Pick out each line of the records in which the word "Emisiones" appears.

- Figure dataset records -
* START *

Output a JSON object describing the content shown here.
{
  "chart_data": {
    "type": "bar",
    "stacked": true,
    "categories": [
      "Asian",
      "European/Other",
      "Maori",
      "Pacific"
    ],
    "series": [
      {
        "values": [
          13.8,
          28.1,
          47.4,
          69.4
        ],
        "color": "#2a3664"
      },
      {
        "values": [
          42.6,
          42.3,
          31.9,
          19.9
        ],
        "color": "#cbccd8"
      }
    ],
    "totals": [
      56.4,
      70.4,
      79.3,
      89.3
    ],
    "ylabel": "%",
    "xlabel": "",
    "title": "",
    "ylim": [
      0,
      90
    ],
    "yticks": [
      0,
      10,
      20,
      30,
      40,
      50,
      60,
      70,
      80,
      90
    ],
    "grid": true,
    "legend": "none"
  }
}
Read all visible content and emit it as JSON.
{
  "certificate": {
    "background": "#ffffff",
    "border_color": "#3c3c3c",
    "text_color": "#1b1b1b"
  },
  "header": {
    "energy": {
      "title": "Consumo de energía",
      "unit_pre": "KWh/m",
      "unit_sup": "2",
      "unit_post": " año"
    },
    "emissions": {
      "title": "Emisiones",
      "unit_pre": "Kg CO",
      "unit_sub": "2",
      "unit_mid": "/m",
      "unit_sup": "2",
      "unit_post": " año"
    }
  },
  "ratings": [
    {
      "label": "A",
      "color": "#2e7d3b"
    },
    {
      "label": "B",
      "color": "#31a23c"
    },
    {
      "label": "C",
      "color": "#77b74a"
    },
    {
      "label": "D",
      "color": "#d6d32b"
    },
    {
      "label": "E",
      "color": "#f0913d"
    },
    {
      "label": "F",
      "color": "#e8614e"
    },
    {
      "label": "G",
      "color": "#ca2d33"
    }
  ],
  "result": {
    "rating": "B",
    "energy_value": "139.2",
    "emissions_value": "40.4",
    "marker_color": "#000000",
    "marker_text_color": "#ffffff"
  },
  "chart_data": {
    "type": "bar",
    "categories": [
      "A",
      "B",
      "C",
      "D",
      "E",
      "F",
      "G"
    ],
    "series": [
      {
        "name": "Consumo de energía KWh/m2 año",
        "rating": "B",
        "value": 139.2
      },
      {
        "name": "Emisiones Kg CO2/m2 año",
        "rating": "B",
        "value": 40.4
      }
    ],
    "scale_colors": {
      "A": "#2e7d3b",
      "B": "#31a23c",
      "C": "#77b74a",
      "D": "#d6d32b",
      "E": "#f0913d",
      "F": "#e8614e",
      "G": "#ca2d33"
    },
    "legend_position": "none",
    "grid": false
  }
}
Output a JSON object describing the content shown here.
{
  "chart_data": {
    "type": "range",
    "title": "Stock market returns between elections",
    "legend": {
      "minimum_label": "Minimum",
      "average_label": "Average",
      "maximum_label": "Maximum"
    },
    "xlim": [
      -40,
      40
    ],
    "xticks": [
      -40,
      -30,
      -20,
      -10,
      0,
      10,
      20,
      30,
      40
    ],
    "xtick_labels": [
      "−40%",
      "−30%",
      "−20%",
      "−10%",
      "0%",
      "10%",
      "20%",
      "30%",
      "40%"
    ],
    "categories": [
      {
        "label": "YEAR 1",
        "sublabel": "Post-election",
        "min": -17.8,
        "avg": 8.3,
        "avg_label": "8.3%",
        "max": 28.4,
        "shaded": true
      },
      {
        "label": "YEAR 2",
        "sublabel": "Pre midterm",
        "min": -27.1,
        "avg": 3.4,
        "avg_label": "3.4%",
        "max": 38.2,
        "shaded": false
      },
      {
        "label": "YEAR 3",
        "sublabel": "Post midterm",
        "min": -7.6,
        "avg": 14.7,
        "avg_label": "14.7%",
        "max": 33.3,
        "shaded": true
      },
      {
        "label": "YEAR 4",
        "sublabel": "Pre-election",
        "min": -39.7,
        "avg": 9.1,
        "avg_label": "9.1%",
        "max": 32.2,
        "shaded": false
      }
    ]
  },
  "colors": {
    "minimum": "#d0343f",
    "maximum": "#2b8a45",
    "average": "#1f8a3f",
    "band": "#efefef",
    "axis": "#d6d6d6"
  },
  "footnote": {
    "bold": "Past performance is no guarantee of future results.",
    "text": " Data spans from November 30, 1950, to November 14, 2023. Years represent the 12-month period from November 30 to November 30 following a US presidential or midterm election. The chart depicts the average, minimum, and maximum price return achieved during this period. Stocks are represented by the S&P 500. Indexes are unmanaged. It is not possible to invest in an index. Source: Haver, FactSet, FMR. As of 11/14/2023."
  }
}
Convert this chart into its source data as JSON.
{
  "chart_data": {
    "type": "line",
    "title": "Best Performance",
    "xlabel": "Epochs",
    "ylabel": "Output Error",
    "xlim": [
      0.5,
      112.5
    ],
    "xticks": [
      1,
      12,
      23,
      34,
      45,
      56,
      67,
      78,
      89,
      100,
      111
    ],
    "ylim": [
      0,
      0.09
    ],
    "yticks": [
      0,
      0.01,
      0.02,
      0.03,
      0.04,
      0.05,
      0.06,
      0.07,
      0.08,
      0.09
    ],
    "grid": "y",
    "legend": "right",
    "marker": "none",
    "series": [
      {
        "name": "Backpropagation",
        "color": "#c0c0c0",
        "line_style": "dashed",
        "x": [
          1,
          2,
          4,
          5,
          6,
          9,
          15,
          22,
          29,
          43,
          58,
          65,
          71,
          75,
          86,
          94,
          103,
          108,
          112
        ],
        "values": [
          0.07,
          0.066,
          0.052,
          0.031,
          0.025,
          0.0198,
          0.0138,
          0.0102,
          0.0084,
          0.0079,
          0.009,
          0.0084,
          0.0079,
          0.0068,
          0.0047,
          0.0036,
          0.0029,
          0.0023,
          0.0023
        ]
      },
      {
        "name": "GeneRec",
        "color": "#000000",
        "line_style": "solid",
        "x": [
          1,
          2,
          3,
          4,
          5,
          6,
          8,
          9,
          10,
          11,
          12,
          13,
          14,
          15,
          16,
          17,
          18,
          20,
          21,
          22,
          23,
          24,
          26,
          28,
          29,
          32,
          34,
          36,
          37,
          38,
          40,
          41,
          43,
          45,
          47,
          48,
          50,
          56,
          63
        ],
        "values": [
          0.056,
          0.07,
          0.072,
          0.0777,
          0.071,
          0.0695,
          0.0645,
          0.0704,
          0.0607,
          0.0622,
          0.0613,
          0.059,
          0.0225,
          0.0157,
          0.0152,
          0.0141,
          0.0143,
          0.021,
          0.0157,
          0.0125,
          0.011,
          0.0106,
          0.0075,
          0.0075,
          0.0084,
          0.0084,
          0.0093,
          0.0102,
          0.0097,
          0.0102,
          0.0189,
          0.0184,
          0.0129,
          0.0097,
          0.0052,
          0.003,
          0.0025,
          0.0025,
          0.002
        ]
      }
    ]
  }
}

* END *

- The answer -
      "title": "Emisiones",
        "name": "Emisiones Kg CO2/m2 año",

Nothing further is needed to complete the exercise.